> **WHAT THE EXERCISE ASKS**
Please write out the material below exactly as given.

> **Source data**
** Start **

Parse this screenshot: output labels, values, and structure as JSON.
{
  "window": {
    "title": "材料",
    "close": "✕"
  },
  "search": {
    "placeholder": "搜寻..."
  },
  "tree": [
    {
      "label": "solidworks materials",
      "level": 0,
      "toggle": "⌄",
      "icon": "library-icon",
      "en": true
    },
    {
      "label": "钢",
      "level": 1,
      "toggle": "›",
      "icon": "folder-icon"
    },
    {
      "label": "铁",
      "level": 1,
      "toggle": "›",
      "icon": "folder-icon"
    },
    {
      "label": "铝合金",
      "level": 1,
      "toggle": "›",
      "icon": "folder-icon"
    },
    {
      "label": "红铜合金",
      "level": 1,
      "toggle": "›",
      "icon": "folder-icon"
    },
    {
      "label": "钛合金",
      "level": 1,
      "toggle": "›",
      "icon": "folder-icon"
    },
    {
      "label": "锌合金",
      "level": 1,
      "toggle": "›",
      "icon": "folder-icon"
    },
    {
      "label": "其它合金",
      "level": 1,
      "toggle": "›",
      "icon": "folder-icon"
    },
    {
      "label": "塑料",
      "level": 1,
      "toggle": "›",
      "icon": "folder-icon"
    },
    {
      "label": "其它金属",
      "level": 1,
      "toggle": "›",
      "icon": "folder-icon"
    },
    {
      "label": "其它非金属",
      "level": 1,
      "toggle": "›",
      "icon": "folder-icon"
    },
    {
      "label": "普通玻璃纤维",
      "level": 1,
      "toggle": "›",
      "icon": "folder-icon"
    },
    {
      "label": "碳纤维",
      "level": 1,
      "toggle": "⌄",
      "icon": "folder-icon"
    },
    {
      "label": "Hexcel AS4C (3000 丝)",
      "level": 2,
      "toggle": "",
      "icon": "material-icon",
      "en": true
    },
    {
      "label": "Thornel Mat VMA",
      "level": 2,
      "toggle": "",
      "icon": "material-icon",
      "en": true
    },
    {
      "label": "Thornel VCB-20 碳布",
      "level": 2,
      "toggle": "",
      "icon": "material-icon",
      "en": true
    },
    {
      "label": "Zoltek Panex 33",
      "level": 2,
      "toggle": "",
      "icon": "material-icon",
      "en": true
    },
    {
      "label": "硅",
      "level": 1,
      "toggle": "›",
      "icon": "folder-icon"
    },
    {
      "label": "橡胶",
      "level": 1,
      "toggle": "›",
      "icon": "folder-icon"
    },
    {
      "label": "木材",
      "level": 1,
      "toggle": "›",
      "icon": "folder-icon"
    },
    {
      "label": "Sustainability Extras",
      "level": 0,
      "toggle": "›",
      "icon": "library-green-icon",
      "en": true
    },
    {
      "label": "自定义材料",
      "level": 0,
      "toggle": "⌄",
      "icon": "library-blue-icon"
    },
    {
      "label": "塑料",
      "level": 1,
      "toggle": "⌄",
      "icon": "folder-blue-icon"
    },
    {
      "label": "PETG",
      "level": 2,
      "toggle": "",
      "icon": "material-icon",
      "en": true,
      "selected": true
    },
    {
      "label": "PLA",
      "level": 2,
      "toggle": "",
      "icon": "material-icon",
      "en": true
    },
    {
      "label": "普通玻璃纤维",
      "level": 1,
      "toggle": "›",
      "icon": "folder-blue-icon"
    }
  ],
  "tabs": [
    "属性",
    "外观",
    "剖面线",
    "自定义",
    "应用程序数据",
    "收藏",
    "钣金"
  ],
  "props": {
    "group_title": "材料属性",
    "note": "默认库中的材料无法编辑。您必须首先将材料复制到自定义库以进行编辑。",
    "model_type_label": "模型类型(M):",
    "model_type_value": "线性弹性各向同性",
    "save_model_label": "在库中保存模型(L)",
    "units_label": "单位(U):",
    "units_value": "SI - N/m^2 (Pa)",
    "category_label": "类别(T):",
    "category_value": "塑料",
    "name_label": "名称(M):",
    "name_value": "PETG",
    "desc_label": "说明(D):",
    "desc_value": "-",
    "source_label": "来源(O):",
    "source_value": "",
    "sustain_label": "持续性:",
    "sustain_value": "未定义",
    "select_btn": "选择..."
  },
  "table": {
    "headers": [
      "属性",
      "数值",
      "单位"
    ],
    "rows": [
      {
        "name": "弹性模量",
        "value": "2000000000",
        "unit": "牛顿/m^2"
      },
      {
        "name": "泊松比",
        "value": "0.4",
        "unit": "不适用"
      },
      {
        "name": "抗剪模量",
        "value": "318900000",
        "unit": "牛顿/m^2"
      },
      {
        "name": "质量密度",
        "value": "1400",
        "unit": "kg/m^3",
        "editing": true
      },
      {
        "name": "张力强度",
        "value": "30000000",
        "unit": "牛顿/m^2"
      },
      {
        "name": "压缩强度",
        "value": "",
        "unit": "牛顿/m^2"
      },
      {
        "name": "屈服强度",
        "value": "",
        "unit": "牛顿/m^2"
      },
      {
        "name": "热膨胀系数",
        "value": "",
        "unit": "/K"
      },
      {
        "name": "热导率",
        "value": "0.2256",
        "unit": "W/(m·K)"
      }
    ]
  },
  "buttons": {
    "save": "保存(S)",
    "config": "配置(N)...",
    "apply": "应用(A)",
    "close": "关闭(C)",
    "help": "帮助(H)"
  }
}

** End **

> **RESULT**
Parse this screenshot: output labels, values, and structure as JSON.
{
  "window": {
    "title": "材料",
    "close": "✕"
  },
  "search": {
    "placeholder": "搜寻..."
  },
  "tree": [
    {
      "label": "solidworks materials",
      "level": 0,
      "toggle": "⌄",
      "icon": "library-icon",
      "en": true
    },
    {
      "label": "钢",
      "level": 1,
      "toggle": "›",
      "icon": "folder-icon"
    },
    {
      "label": "铁",
      "level": 1,
      "toggle": "›",
      "icon": "folder-icon"
    },
    {
      "label": "铝合金",
      "level": 1,
      "toggle": "›",
      "icon": "folder-icon"
    },
    {
      "label": "红铜合金",
      "level": 1,
      "toggle": "›",
      "icon": "folder-icon"
    },
    {
      "label": "钛合金",
      "level": 1,
      "toggle": "›",
      "icon": "folder-icon"
    },
    {
      "label": "锌合金",
      "level": 1,
      "toggle": "›",
      "icon": "folder-icon"
    },
    {
      "label": "其它合金",
      "level": 1,
      "toggle": "›",
      "icon": "folder-icon"
    },
    {
      "label": "塑料",
      "level": 1,
      "toggle": "›",
      "icon": "folder-icon"
    },
    {
      "label": "其它金属",
      "level": 1,
      "toggle": "›",
      "icon": "folder-icon"
    },
    {
      "label": "其它非金属",
      "level": 1,
      "toggle": "›",
      "icon": "folder-icon"
    },
    {
      "label": "普通玻璃纤维",
      "level": 1,
      "toggle": "›",
      "icon": "folder-icon"
    },
    {
      "label": "碳纤维",
      "level": 1,
      "toggle": "⌄",
      "icon": "folder-icon"
    },
    {
      "label": "Hexcel AS4C (3000 丝)",
      "level": 2,
      "toggle": "",
      "icon": "material-icon",
      "en": true
    },
    {
      "label": "Thornel Mat VMA",
      "level": 2,
      "toggle": "",
      "icon": "material-icon",
      "en": true
    },
    {
      "label": "Thornel VCB-20 碳布",
      "level": 2,
      "toggle": "",
      "icon": "material-icon",
      "en": true
    },
    {
      "label": "Zoltek Panex 33",
      "level": 2,
      "toggle": "",
      "icon": "material-icon",
      "en": true
    },
    {
      "label": "硅",
      "level": 1,
      "toggle": "›",
      "icon": "folder-icon"
    },
    {
      "label": "橡胶",
      "level": 1,
      "toggle": "›",
      "icon": "folder-icon"
    },
    {
      "label": "木材",
      "level": 1,
      "toggle": "›",
      "icon": "folder-icon"
    },
    {
      "label": "Sustainability Extras",
      "level": 0,
      "toggle": "›",
      "icon": "library-green-icon",
      "en": true
    },
    {
      "label": "自定义材料",
      "level": 0,
      "toggle": "⌄",
      "icon": "library-blue-icon"
    },
    {
      "label": "塑料",
      "level": 1,
      "toggle": "⌄",
      "icon": "folder-blue-icon"
    },
    {
      "label": "PETG",
      "level": 2,
      "toggle": "",
      "icon": "material-icon",
      "en": true,
      "selected": true
    },
    {
      "label": "PLA",
      "level": 2,
      "toggle": "",
      "icon": "material-icon",
      "en": true
    },
    {
      "label": "普通玻璃纤维",
      "level": 1,
      "toggle": "›",
      "icon": "folder-blue-icon"
    }
  ],
  "tabs": [
    "属性",
    "外观",
    "剖面线",
    "自定义",
    "应用程序数据",
    "收藏",
    "钣金"
  ],
  "props": {
    "group_title": "材料属性",
    "note": "默认库中的材料无法编辑。您必须首先将材料复制到自定义库以进行编辑。",
    "model_type_label": "模型类型(M):",
    "model_type_value": "线性弹性各向同性",
    "save_model_label": "在库中保存模型(L)",
    "units_label": "单位(U):",
    "units_value": "SI - N/m^2 (Pa)",
    "category_label": "类别(T):",
    "category_value": "塑料",
    "name_label": "名称(M):",
    "name_value": "PETG",
    "desc_label": "说明(D):",
    "desc_value": "-",
    "source_label": "来源(O):",
    "source_value": "",
    "sustain_label": "持续性:",
    "sustain_value": "未定义",
    "select_btn": "选择..."
  },
  "table": {
    "headers": [
      "属性",
      "数值",
      "单位"
    ],
    "rows": [
      {
        "name": "弹性模量",
        "value": "2000000000",
        "unit": "牛顿/m^2"
      },
      {
        "name": "泊松比",
        "value": "0.4",
        "unit": "不适用"
      },
      {
        "name": "抗剪模量",
        "value": "318900000",
        "unit": "牛顿/m^2"
      },
      {
        "name": "质量密度",
        "value": "1400",
        "unit": "kg/m^3",
        "editing": true
      },
      {
        "name": "张力强度",
        "value": "30000000",
        "unit": "牛顿/m^2"
      },
      {
        "name": "压缩强度",
        "value": "",
        "unit": "牛顿/m^2"
      },
      {
        "name": "屈服强度",
        "value": "",
        "unit": "牛顿/m^2"
      },
      {
        "name": "热膨胀系数",
        "value": "",
        "unit": "/K"
      },
      {
        "name": "热导率",
        "value": "0.2256",
        "unit": "W/(m·K)"
      }
    ]
  },
  "buttons": {
    "save": "保存(S)",
    "config": "配置(N)...",
    "apply": "应用(A)",
    "close": "关闭(C)",
    "help": "帮助(H)"
  }
}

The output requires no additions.